(Data excerpts)
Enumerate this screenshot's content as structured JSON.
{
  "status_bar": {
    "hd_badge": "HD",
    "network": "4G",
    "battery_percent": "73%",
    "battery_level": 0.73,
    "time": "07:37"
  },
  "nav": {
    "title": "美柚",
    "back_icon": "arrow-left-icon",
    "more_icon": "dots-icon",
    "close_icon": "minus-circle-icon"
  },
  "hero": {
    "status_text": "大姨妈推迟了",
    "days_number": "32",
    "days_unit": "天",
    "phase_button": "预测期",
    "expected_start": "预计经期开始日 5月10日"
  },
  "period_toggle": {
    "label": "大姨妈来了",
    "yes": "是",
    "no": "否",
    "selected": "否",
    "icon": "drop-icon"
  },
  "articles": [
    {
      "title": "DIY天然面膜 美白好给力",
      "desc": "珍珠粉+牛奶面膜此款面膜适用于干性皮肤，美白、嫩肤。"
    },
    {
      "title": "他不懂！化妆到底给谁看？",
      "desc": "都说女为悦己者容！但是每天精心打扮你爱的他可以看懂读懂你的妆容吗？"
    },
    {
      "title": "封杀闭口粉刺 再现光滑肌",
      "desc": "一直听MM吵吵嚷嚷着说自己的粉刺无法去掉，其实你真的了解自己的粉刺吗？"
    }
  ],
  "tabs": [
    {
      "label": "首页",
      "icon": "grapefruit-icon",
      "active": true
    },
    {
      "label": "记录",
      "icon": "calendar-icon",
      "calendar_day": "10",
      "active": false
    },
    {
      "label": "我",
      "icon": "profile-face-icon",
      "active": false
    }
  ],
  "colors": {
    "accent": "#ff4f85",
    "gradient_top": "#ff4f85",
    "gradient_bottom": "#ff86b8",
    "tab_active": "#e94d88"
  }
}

Given request —
Retype the listing exactly, in full.

Finished exercise —
Enumerate this screenshot's content as structured JSON.
{
  "status_bar": {
    "hd_badge": "HD",
    "network": "4G",
    "battery_percent": "73%",
    "battery_level": 0.73,
    "time": "07:37"
  },
  "nav": {
    "title": "美柚",
    "back_icon": "arrow-left-icon",
    "more_icon": "dots-icon",
    "close_icon": "minus-circle-icon"
  },
  "hero": {
    "status_text": "大姨妈推迟了",
    "days_number": "32",
    "days_unit": "天",
    "phase_button": "预测期",
    "expected_start": "预计经期开始日 5月10日"
  },
  "period_toggle": {
    "label": "大姨妈来了",
    "yes": "是",
    "no": "否",
    "selected": "否",
    "icon": "drop-icon"
  },
  "articles": [
    {
      "title": "DIY天然面膜 美白好给力",
      "desc": "珍珠粉+牛奶面膜此款面膜适用于干性皮肤，美白、嫩肤。"
    },
    {
      "title": "他不懂！化妆到底给谁看？",
      "desc": "都说女为悦己者容！但是每天精心打扮你爱的他可以看懂读懂你的妆容吗？"
    },
    {
      "title": "封杀闭口粉刺 再现光滑肌",
      "desc": "一直听MM吵吵嚷嚷着说自己的粉刺无法去掉，其实你真的了解自己的粉刺吗？"
    }
  ],
  "tabs": [
    {
      "label": "首页",
      "icon": "grapefruit-icon",
      "active": true
    },
    {
      "label": "记录",
      "icon": "calendar-icon",
      "calendar_day": "10",
      "active": false
    },
    {
      "label": "我",
      "icon": "profile-face-icon",
      "active": false
    }
  ],
  "colors": {
    "accent": "#ff4f85",
    "gradient_top": "#ff4f85",
    "gradient_bottom": "#ff86b8",
    "tab_active": "#e94d88"
  }
}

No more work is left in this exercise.